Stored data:
☆ ☆ ☆ ☆
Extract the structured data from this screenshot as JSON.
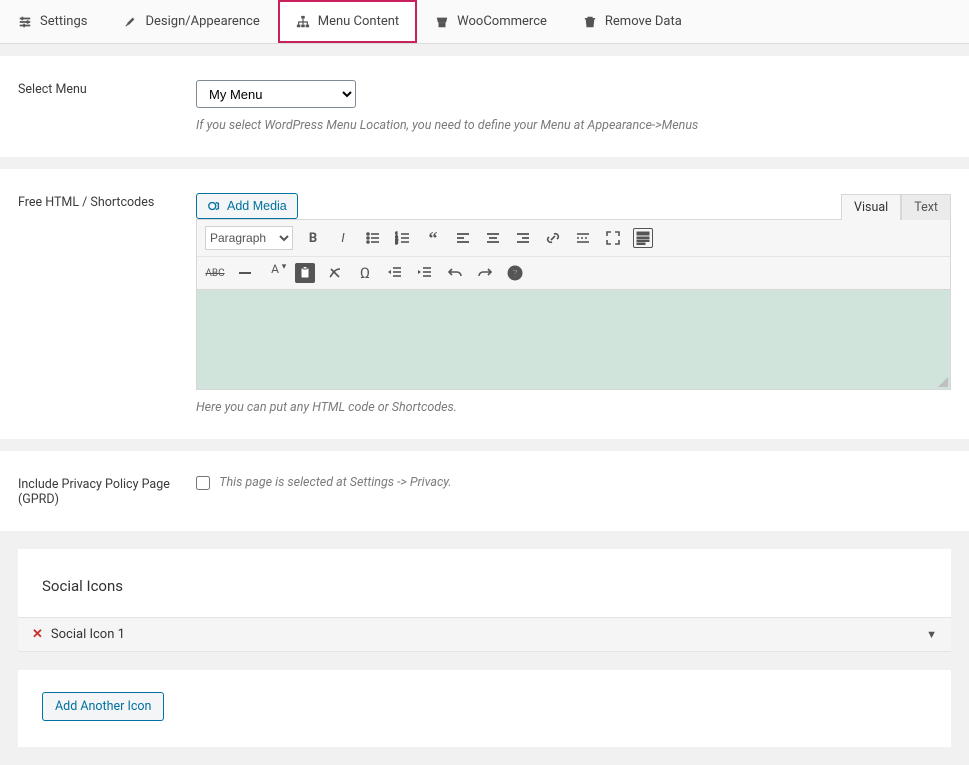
{
  "tabs": {
    "settings": "Settings",
    "design": "Design/Appearence",
    "menu": "Menu Content",
    "woo": "WooCommerce",
    "remove": "Remove Data"
  },
  "select_menu": {
    "label": "Select Menu",
    "value": "My Menu",
    "help": "If you select WordPress Menu Location, you need to define your Menu at Appearance->Menus"
  },
  "html_section": {
    "label": "Free HTML / Shortcodes",
    "add_media": "Add Media",
    "editor_tabs": {
      "visual": "Visual",
      "text": "Text"
    },
    "format": "Paragraph",
    "help": "Here you can put any HTML code or Shortcodes."
  },
  "privacy": {
    "label": "Include Privacy Policy Page (GPRD)",
    "help": "This page is selected at Settings -> Privacy."
  },
  "social": {
    "header": "Social Icons",
    "item1": "Social Icon 1",
    "add_another": "Add Another Icon"
  }
}
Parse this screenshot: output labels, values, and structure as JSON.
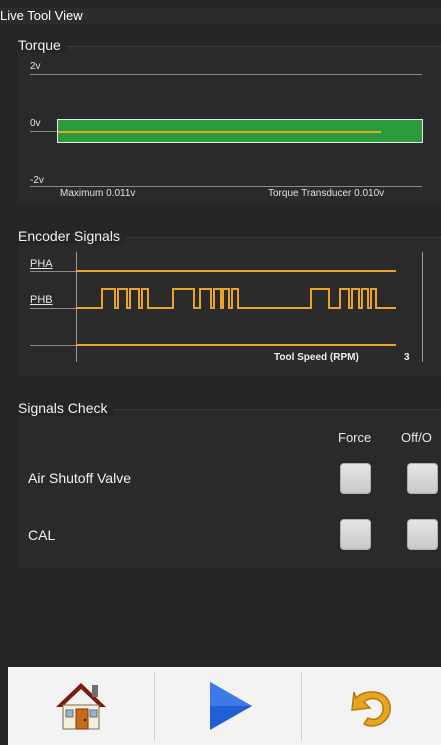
{
  "window": {
    "title": "Live Tool View"
  },
  "torque": {
    "label": "Torque",
    "axis": [
      "2v",
      "0v",
      "-2v"
    ],
    "maximum": "Maximum 0.011v",
    "transducer": "Torque Transducer 0.010v"
  },
  "encoder": {
    "label": "Encoder Signals",
    "channels": [
      "PHA",
      "PHB"
    ],
    "speed_label": "Tool Speed (RPM)",
    "speed_value": "3"
  },
  "signals": {
    "label": "Signals Check",
    "columns": [
      "Force",
      "Off/O"
    ],
    "rows": [
      "Air Shutoff Valve",
      "CAL"
    ]
  },
  "colors": {
    "signal": "#e8a32a",
    "torque_bar": "#2a9a3a"
  },
  "footer": {
    "icons": [
      "home-icon",
      "play-icon",
      "undo-icon"
    ]
  }
}
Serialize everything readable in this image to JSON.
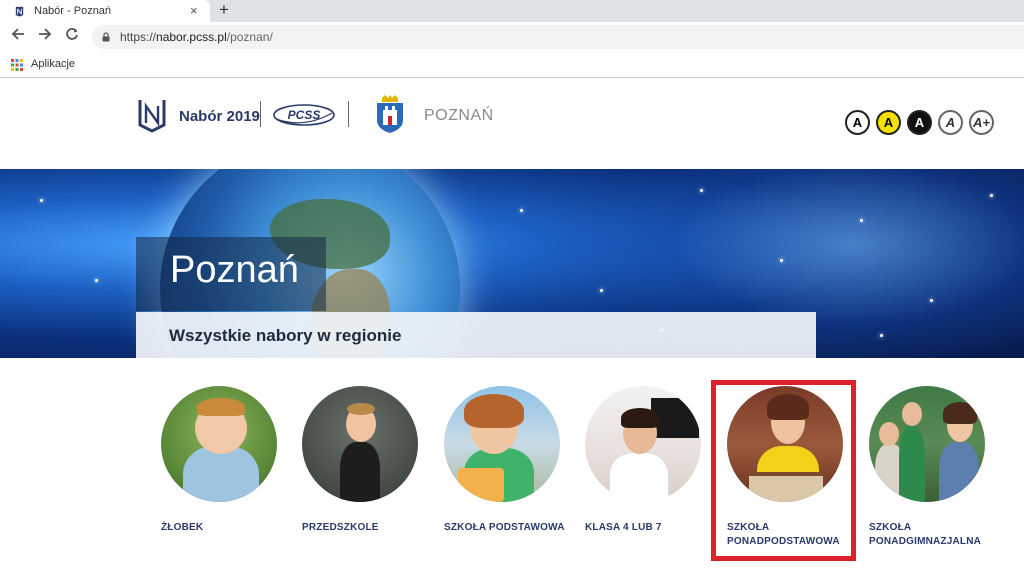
{
  "browser": {
    "tab_title": "Nabór - Poznań",
    "tab_close": "×",
    "new_tab": "+",
    "url_scheme": "https://",
    "url_host": "nabor.pcss.pl",
    "url_path": "/poznan/",
    "bookmark_apps": "Aplikacje"
  },
  "header": {
    "brand": "Nabór 2019",
    "city": "POZNAŃ",
    "accessibility": [
      {
        "label": "A"
      },
      {
        "label": "A"
      },
      {
        "label": "A"
      },
      {
        "label": "A"
      },
      {
        "label": "A+"
      }
    ]
  },
  "banner": {
    "title": "Poznań",
    "subtitle": "Wszystkie nabory w regionie"
  },
  "categories": [
    {
      "label": "ŻŁOBEK"
    },
    {
      "label": "PRZEDSZKOLE"
    },
    {
      "label": "SZKOŁA PODSTAWOWA"
    },
    {
      "label": "KLASA 4 LUB 7"
    },
    {
      "label": "SZKOŁA PONADPODSTAWOWA"
    },
    {
      "label": "SZKOŁA PONADGIMNAZJALNA"
    }
  ],
  "colors": {
    "brand_navy": "#2b3a6b",
    "highlight_red": "#e0202a",
    "contrast_yellow": "#f5e000"
  }
}
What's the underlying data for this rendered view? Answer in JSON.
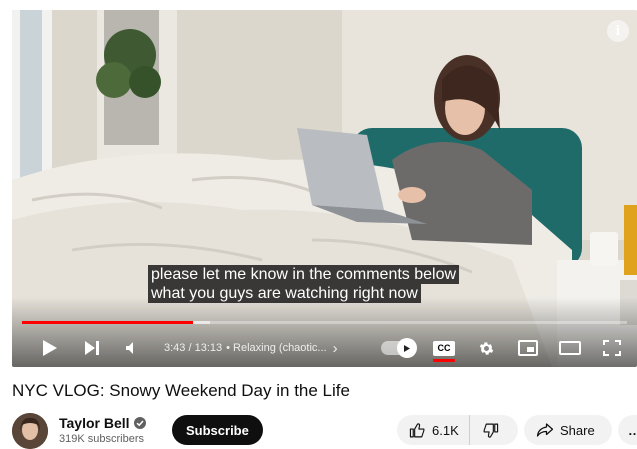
{
  "player": {
    "captions": [
      "please let me know in the comments below",
      "what you guys are watching right now"
    ],
    "current_time": "3:43",
    "duration": "13:13",
    "time_separator": "/",
    "chapter_title": "• Relaxing (chaotic...",
    "chapter_chevron": "›",
    "progress_played": 0.283,
    "progress_loaded": 0.31,
    "info_label": "i",
    "cc_label": "CC",
    "accent_color": "#ff0000",
    "icons": [
      "play-icon",
      "next-icon",
      "volume-icon",
      "autoplay-toggle-icon",
      "captions-icon",
      "settings-icon",
      "miniplayer-icon",
      "theater-icon",
      "fullscreen-icon"
    ]
  },
  "video": {
    "title": "NYC VLOG: Snowy Weekend Day in the Life"
  },
  "channel": {
    "name": "Taylor Bell",
    "subscribers": "319K subscribers",
    "subscribe_label": "Subscribe"
  },
  "actions": {
    "likes": "6.1K",
    "share_label": "Share",
    "more_label": "…"
  }
}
☆ ☆ ☆ ☆
WHAT IS BEING ASKED:
Every record must be copied exactly, with the pictures left out.

EXPECTED ANSWER:
Extract the structured data from this screenshot as JSON.
{
  "tabs": {
    "settings": "Settings",
    "design": "Design/Appearence",
    "menu": "Menu Content",
    "woo": "WooCommerce",
    "remove": "Remove Data"
  },
  "select_menu": {
    "label": "Select Menu",
    "value": "My Menu",
    "help": "If you select WordPress Menu Location, you need to define your Menu at Appearance->Menus"
  },
  "html_section": {
    "label": "Free HTML / Shortcodes",
    "add_media": "Add Media",
    "editor_tabs": {
      "visual": "Visual",
      "text": "Text"
    },
    "format": "Paragraph",
    "help": "Here you can put any HTML code or Shortcodes."
  },
  "privacy": {
    "label": "Include Privacy Policy Page (GPRD)",
    "help": "This page is selected at Settings -> Privacy."
  },
  "social": {
    "header": "Social Icons",
    "item1": "Social Icon 1",
    "add_another": "Add Another Icon"
  }
}
Parse this screenshot: output labels, values, and structure as JSON.
{
  "window": {
    "title": "Live Tool View"
  },
  "torque": {
    "label": "Torque",
    "axis": [
      "2v",
      "0v",
      "-2v"
    ],
    "maximum": "Maximum 0.011v",
    "transducer": "Torque Transducer 0.010v"
  },
  "encoder": {
    "label": "Encoder Signals",
    "channels": [
      "PHA",
      "PHB"
    ],
    "speed_label": "Tool Speed (RPM)",
    "speed_value": "3"
  },
  "signals": {
    "label": "Signals Check",
    "columns": [
      "Force",
      "Off/O"
    ],
    "rows": [
      "Air Shutoff Valve",
      "CAL"
    ]
  },
  "colors": {
    "signal": "#e8a32a",
    "torque_bar": "#2a9a3a"
  },
  "footer": {
    "icons": [
      "home-icon",
      "play-icon",
      "undo-icon"
    ]
  }
}
Serialize everything readable in this image to JSON.
{
  "browser": {
    "tab_title": "Nabór - Poznań",
    "tab_close": "×",
    "new_tab": "+",
    "url_scheme": "https://",
    "url_host": "nabor.pcss.pl",
    "url_path": "/poznan/",
    "bookmark_apps": "Aplikacje"
  },
  "header": {
    "brand": "Nabór 2019",
    "city": "POZNAŃ",
    "accessibility": [
      {
        "label": "A"
      },
      {
        "label": "A"
      },
      {
        "label": "A"
      },
      {
        "label": "A"
      },
      {
        "label": "A+"
      }
    ]
  },
  "banner": {
    "title": "Poznań",
    "subtitle": "Wszystkie nabory w regionie"
  },
  "categories": [
    {
      "label": "ŻŁOBEK"
    },
    {
      "label": "PRZEDSZKOLE"
    },
    {
      "label": "SZKOŁA PODSTAWOWA"
    },
    {
      "label": "KLASA 4 LUB 7"
    },
    {
      "label": "SZKOŁA PONADPODSTAWOWA"
    },
    {
      "label": "SZKOŁA PONADGIMNAZJALNA"
    }
  ],
  "colors": {
    "brand_navy": "#2b3a6b",
    "highlight_red": "#e0202a",
    "contrast_yellow": "#f5e000"
  }
}
What's the underlying data for this rendered view? Answer in JSON.
{
  "player": {
    "captions": [
      "please let me know in the comments below",
      "what you guys are watching right now"
    ],
    "current_time": "3:43",
    "duration": "13:13",
    "time_separator": "/",
    "chapter_title": "• Relaxing (chaotic...",
    "chapter_chevron": "›",
    "progress_played": 0.283,
    "progress_loaded": 0.31,
    "info_label": "i",
    "cc_label": "CC",
    "accent_color": "#ff0000",
    "icons": [
      "play-icon",
      "next-icon",
      "volume-icon",
      "autoplay-toggle-icon",
      "captions-icon",
      "settings-icon",
      "miniplayer-icon",
      "theater-icon",
      "fullscreen-icon"
    ]
  },
  "video": {
    "title": "NYC VLOG: Snowy Weekend Day in the Life"
  },
  "channel": {
    "name": "Taylor Bell",
    "subscribers": "319K subscribers",
    "subscribe_label": "Subscribe"
  },
  "actions": {
    "likes": "6.1K",
    "share_label": "Share",
    "more_label": "…"
  }
}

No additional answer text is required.